Walter Quintin Gresham (March 17, 1832May 28, 1895) was a United States circuit judge of the United States Court of Appeals for the Seventh Circuit and of the United States Circuit Courts for the Seventh Circuit and previously was a United States District Judge of the United States District Court for the District of Indiana. He served as Postmaster General of the United States and United States Secretary of the Treasury under President Chester A. Arthur and as United States Secretary of State under President Grover Cleveland.

Education and career

Born on March 17, 1832, near Lanesville, Indiana, Gresham read law in 1854. He entered private practice in Corydon, Indiana from 1854 to 1860. He was active as a campaign speaker for the Republican ticket in 1856, and in 1860 was elected to the Indiana House of Representatives as a Republican in a strong Democratic district. In the House, as Chairman of the Committee on Military Affairs, he did much to prepare the Indiana troops for service in the Federal army.

━━━━━━━━━━━━━━━━━━━━

WHAT TO WORK ON >>
Carry the Walter Quintin Gresham biography forward from its last sentence. The material plays no part here.

DATA EXCERPTS >>
━━━━━━━━━━━━━━━━━━━━

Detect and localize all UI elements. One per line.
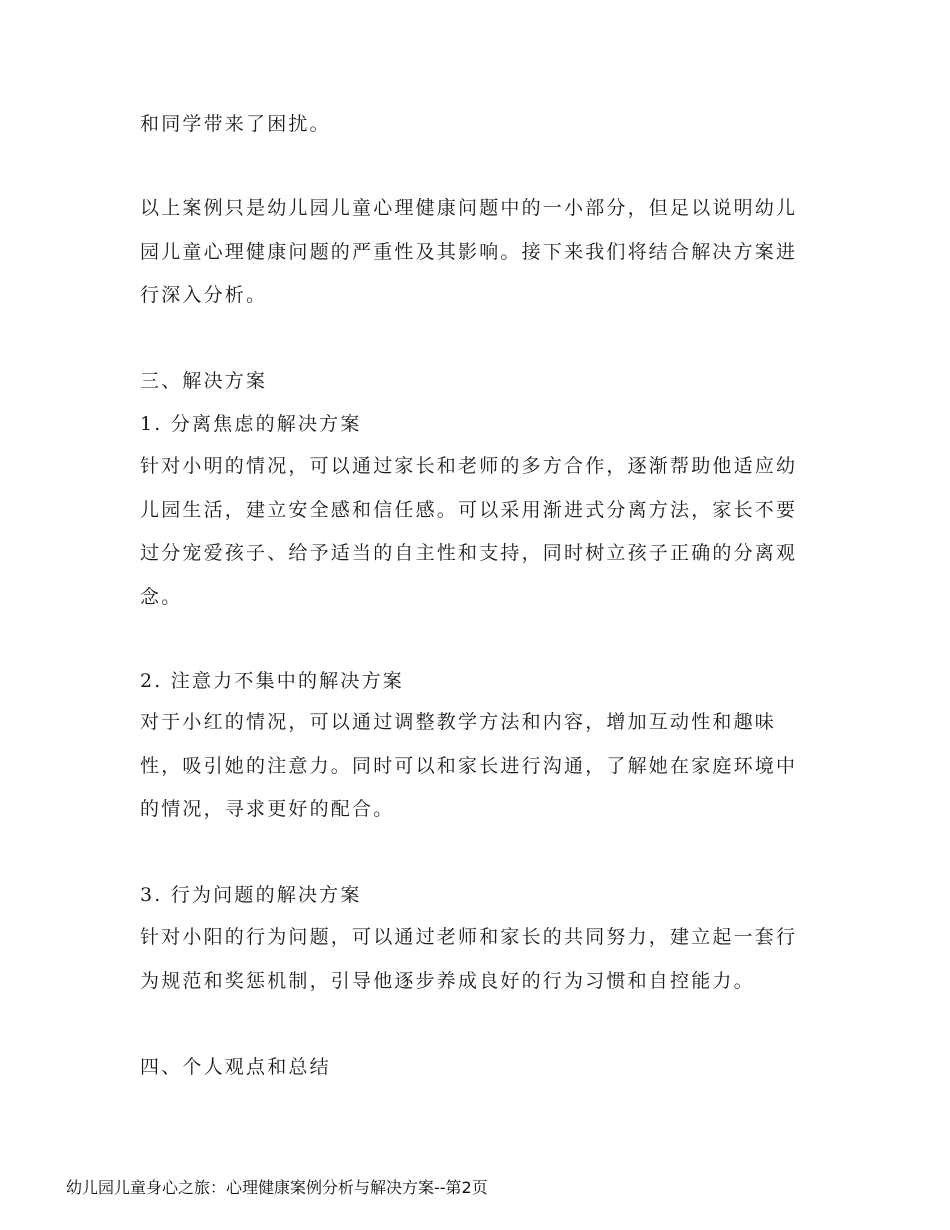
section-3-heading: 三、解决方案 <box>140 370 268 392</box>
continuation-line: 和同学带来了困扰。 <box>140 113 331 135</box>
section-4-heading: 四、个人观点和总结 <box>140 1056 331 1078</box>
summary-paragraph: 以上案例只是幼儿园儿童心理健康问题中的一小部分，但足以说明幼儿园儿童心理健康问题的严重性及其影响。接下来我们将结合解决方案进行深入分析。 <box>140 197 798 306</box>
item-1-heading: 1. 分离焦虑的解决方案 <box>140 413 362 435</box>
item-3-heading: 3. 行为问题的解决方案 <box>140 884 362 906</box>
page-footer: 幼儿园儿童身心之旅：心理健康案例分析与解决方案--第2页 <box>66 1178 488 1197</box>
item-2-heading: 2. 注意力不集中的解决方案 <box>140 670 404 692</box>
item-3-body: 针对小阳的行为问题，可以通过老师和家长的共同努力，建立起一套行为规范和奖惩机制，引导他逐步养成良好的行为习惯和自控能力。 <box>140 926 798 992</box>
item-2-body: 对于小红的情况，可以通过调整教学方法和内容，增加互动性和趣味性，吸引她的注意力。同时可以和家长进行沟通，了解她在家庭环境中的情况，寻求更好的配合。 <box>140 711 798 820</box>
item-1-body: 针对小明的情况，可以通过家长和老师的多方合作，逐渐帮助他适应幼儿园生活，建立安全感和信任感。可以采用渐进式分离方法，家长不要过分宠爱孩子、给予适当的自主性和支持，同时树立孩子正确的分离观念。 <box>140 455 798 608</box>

━━━━━━━━━━━━━━━━━━━━

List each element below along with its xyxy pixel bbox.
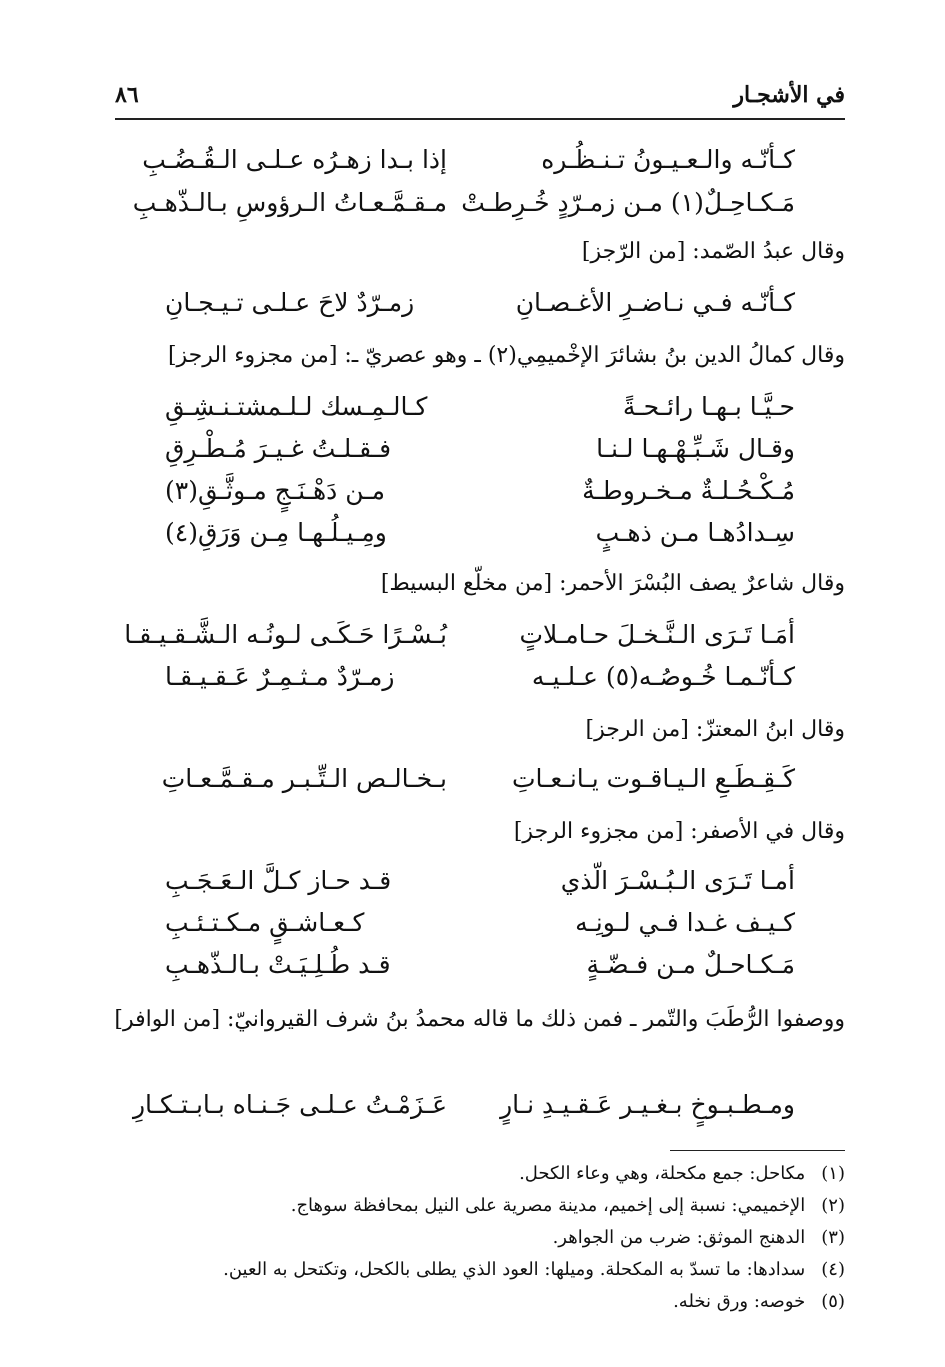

━━━━━━━━━━━━━━━━━━━━

FINAL ANSWER >>
Gresham served in the United States Army from 1861 to 1865 during the American Civil War, and returned to private practice in New Albany, Indiana from 1866 to 1867. He was an agent for handling Indiana state finances from 1867 to 1869.

Civil War service

Gresham was commissioned lieutenant colonel of the 38th Indiana Volunteer Infantry on September 18, 1861. In December of that year, he was promoted to colonel and placed in command of the 53rd Indiana Volunteer Infantry. The 53rd Indiana Infantry subsequently took part in Grant's Tennessee campaign of 1862, including the Siege of Corinth and Battle of Vicksburg. During the Siege of Vicksburg, Colonel Gresham commanded a brigade. In August 1863, he was appointed brigadier general of volunteers, and was placed in command of the Federal forces at Natchez, Mississippi. In 1864, he commanded a division of the XVII Corps in Sherman's Atlanta Campaign, and before the Battle of Atlanta, on July 20, he received a gunshot wound to his knee that forced him to retire from active service, and left him lame for life. In 1865 he was appointed a brevet major general of volunteers.

District Court service

Gresham received a recess appointment from President Ulysses S. Grant on September 1, 1869, to a seat on the United States District Court for the District of Indiana vacated by Judge David McDonald. He was nominated to the same position by President Grant on December 6, 1869, was confirmed by the United States Senate on December 21, 1869, and received his commission on December 21, 1869. His service terminated on April 9, 1883 due to his resignation.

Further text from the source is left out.